Problem to solve: Print every entry word for word, but omit the pictures.

[Dataset items]
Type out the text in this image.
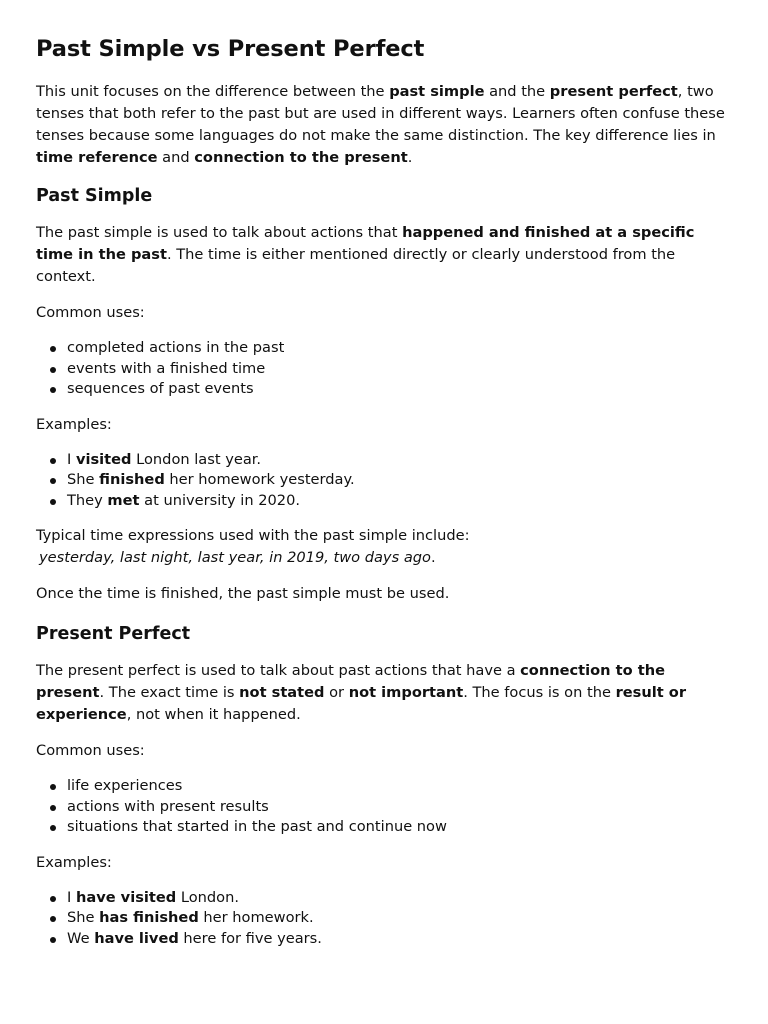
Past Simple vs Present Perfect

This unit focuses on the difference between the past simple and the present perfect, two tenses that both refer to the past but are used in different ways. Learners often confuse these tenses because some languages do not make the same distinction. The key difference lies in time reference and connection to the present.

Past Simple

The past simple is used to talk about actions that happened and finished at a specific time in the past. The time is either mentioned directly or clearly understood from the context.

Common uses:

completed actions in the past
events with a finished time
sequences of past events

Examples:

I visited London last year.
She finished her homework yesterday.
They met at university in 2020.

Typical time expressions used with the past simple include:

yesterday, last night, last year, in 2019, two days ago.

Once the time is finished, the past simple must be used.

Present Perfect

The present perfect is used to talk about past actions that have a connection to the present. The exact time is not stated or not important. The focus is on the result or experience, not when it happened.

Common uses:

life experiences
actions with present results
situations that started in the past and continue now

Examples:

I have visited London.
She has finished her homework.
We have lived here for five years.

Task solution:
Type out the text in this image.
Past Simple vs Present Perfect

This unit focuses on the difference between the past simple and the present perfect, two tenses that both refer to the past but are used in different ways. Learners often confuse these tenses because some languages do not make the same distinction. The key difference lies in time reference and connection to the present.

Past Simple

The past simple is used to talk about actions that happened and finished at a specific time in the past. The time is either mentioned directly or clearly understood from the context.

Common uses:

completed actions in the past
events with a finished time
sequences of past events

Examples:

I visited London last year.
She finished her homework yesterday.
They met at university in 2020.

Typical time expressions used with the past simple include:

yesterday, last night, last year, in 2019, two days ago.

Once the time is finished, the past simple must be used.

Present Perfect

The present perfect is used to talk about past actions that have a connection to the present. The exact time is not stated or not important. The focus is on the result or experience, not when it happened.

Common uses:

life experiences
actions with present results
situations that started in the past and continue now

Examples:

I have visited London.
She has finished her homework.
We have lived here for five years.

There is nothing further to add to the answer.